To be done: Please copy the lines below word for word, leaving out the pictures.

Dataset content:
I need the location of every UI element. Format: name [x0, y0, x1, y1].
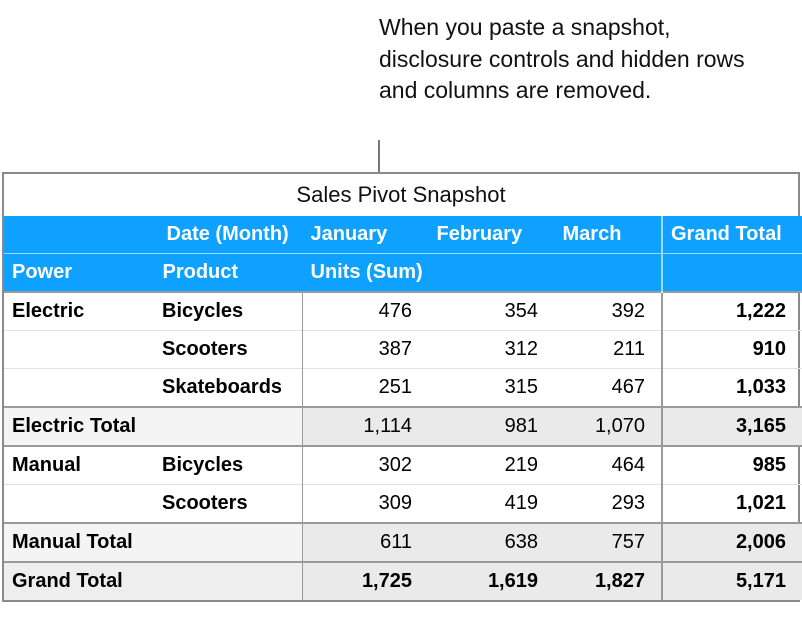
subtotal-value: 638	[428, 523, 554, 562]
hdr-date-month: Date (Month)	[154, 216, 302, 254]
hdr-power: Power	[4, 254, 154, 293]
hdr-blank	[4, 216, 154, 254]
hdr-month-jan: January	[302, 216, 428, 254]
subtotal-total: 3,165	[662, 407, 802, 446]
subtotal-value: 981	[428, 407, 554, 446]
grand-total-value: 1,725	[302, 562, 428, 600]
subtotal-label: Electric Total	[4, 407, 302, 446]
grand-total-row: Grand Total 1,725 1,619 1,827 5,171	[4, 562, 802, 600]
cell-value: 476	[302, 292, 428, 331]
callout-text: When you paste a snapshot, disclosure co…	[379, 12, 759, 107]
cell-value: 467	[554, 369, 662, 408]
cell-power	[4, 331, 154, 369]
subtotal-row: Manual Total 611 638 757 2,006	[4, 523, 802, 562]
subtotal-row: Electric Total 1,114 981 1,070 3,165	[4, 407, 802, 446]
subtotal-value: 611	[302, 523, 428, 562]
hdr-units-sum: Units (Sum)	[302, 254, 662, 293]
grand-total-value: 1,827	[554, 562, 662, 600]
subtotal-value: 1,070	[554, 407, 662, 446]
hdr-blank-gt	[662, 254, 802, 293]
cell-row-total: 985	[662, 446, 802, 485]
table-row: Manual Bicycles 302 219 464 985	[4, 446, 802, 485]
cell-value: 419	[428, 485, 554, 524]
hdr-month-feb: February	[428, 216, 554, 254]
cell-product: Skateboards	[154, 369, 302, 408]
cell-row-total: 910	[662, 331, 802, 369]
cell-value: 293	[554, 485, 662, 524]
hdr-month-mar: March	[554, 216, 662, 254]
cell-row-total: 1,033	[662, 369, 802, 408]
cell-power	[4, 485, 154, 524]
subtotal-value: 757	[554, 523, 662, 562]
table-row: Scooters 309 419 293 1,021	[4, 485, 802, 524]
cell-value: 315	[428, 369, 554, 408]
cell-value: 219	[428, 446, 554, 485]
cell-value: 354	[428, 292, 554, 331]
cell-product: Bicycles	[154, 292, 302, 331]
cell-row-total: 1,021	[662, 485, 802, 524]
cell-value: 302	[302, 446, 428, 485]
cell-power: Electric	[4, 292, 154, 331]
cell-value: 251	[302, 369, 428, 408]
cell-power	[4, 369, 154, 408]
cell-product: Bicycles	[154, 446, 302, 485]
cell-value: 387	[302, 331, 428, 369]
grand-total-total: 5,171	[662, 562, 802, 600]
grand-total-label: Grand Total	[4, 562, 302, 600]
subtotal-value: 1,114	[302, 407, 428, 446]
cell-value: 312	[428, 331, 554, 369]
table-row: Scooters 387 312 211 910	[4, 331, 802, 369]
table-title: Sales Pivot Snapshot	[4, 174, 798, 216]
table-row: Skateboards 251 315 467 1,033	[4, 369, 802, 408]
table-row: Electric Bicycles 476 354 392 1,222	[4, 292, 802, 331]
cell-product: Scooters	[154, 485, 302, 524]
subtotal-total: 2,006	[662, 523, 802, 562]
cell-value: 392	[554, 292, 662, 331]
callout-leader-line	[378, 140, 380, 175]
cell-product: Scooters	[154, 331, 302, 369]
cell-value: 464	[554, 446, 662, 485]
subtotal-label: Manual Total	[4, 523, 302, 562]
grand-total-value: 1,619	[428, 562, 554, 600]
cell-value: 309	[302, 485, 428, 524]
cell-value: 211	[554, 331, 662, 369]
cell-power: Manual	[4, 446, 154, 485]
hdr-grand-total: Grand Total	[662, 216, 802, 254]
pivot-snapshot-table: Sales Pivot Snapshot Date (Month) Januar…	[2, 172, 800, 602]
hdr-product: Product	[154, 254, 302, 293]
pivot-table: Date (Month) January February March Gran…	[4, 216, 802, 600]
cell-row-total: 1,222	[662, 292, 802, 331]
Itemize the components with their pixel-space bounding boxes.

Complete answer:
I need the location of every UI element. Format: name [x0, y0, x1, y1].
subtotal-value: 638	[428, 523, 554, 562]
hdr-date-month: Date (Month)	[154, 216, 302, 254]
hdr-power: Power	[4, 254, 154, 293]
hdr-blank	[4, 216, 154, 254]
hdr-month-jan: January	[302, 216, 428, 254]
subtotal-total: 3,165	[662, 407, 802, 446]
subtotal-value: 981	[428, 407, 554, 446]
grand-total-value: 1,725	[302, 562, 428, 600]
subtotal-label: Electric Total	[4, 407, 302, 446]
grand-total-row: Grand Total 1,725 1,619 1,827 5,171	[4, 562, 802, 600]
cell-value: 476	[302, 292, 428, 331]
callout-text: When you paste a snapshot, disclosure co…	[379, 12, 759, 107]
cell-value: 467	[554, 369, 662, 408]
cell-power	[4, 331, 154, 369]
subtotal-row: Manual Total 611 638 757 2,006	[4, 523, 802, 562]
subtotal-row: Electric Total 1,114 981 1,070 3,165	[4, 407, 802, 446]
subtotal-value: 611	[302, 523, 428, 562]
hdr-units-sum: Units (Sum)	[302, 254, 662, 293]
grand-total-value: 1,827	[554, 562, 662, 600]
subtotal-value: 1,070	[554, 407, 662, 446]
hdr-blank-gt	[662, 254, 802, 293]
cell-row-total: 985	[662, 446, 802, 485]
table-row: Manual Bicycles 302 219 464 985	[4, 446, 802, 485]
cell-value: 419	[428, 485, 554, 524]
hdr-month-feb: February	[428, 216, 554, 254]
cell-product: Skateboards	[154, 369, 302, 408]
cell-row-total: 910	[662, 331, 802, 369]
cell-value: 293	[554, 485, 662, 524]
hdr-month-mar: March	[554, 216, 662, 254]
cell-row-total: 1,033	[662, 369, 802, 408]
cell-power	[4, 485, 154, 524]
subtotal-value: 757	[554, 523, 662, 562]
table-row: Scooters 309 419 293 1,021	[4, 485, 802, 524]
cell-value: 315	[428, 369, 554, 408]
cell-value: 219	[428, 446, 554, 485]
cell-value: 354	[428, 292, 554, 331]
cell-product: Bicycles	[154, 292, 302, 331]
cell-row-total: 1,021	[662, 485, 802, 524]
cell-value: 302	[302, 446, 428, 485]
cell-power: Electric	[4, 292, 154, 331]
cell-value: 251	[302, 369, 428, 408]
cell-power	[4, 369, 154, 408]
cell-product: Bicycles	[154, 446, 302, 485]
cell-value: 387	[302, 331, 428, 369]
grand-total-total: 5,171	[662, 562, 802, 600]
grand-total-label: Grand Total	[4, 562, 302, 600]
subtotal-value: 1,114	[302, 407, 428, 446]
cell-value: 312	[428, 331, 554, 369]
table-row: Scooters 387 312 211 910	[4, 331, 802, 369]
table-title: Sales Pivot Snapshot	[4, 174, 798, 216]
table-row: Skateboards 251 315 467 1,033	[4, 369, 802, 408]
table-row: Electric Bicycles 476 354 392 1,222	[4, 292, 802, 331]
cell-product: Scooters	[154, 485, 302, 524]
subtotal-total: 2,006	[662, 523, 802, 562]
cell-value: 392	[554, 292, 662, 331]
callout-leader-line	[378, 140, 380, 175]
cell-product: Scooters	[154, 331, 302, 369]
cell-value: 464	[554, 446, 662, 485]
subtotal-label: Manual Total	[4, 523, 302, 562]
grand-total-value: 1,619	[428, 562, 554, 600]
cell-value: 309	[302, 485, 428, 524]
cell-value: 211	[554, 331, 662, 369]
cell-power: Manual	[4, 446, 154, 485]
hdr-grand-total: Grand Total	[662, 216, 802, 254]
pivot-snapshot-table: Sales Pivot Snapshot Date (Month) Januar…	[2, 172, 800, 602]
hdr-product: Product	[154, 254, 302, 293]
pivot-table: Date (Month) January February March Gran…	[4, 216, 802, 600]
cell-row-total: 1,222	[662, 292, 802, 331]
Itemize the components with their pixel-space bounding boxes.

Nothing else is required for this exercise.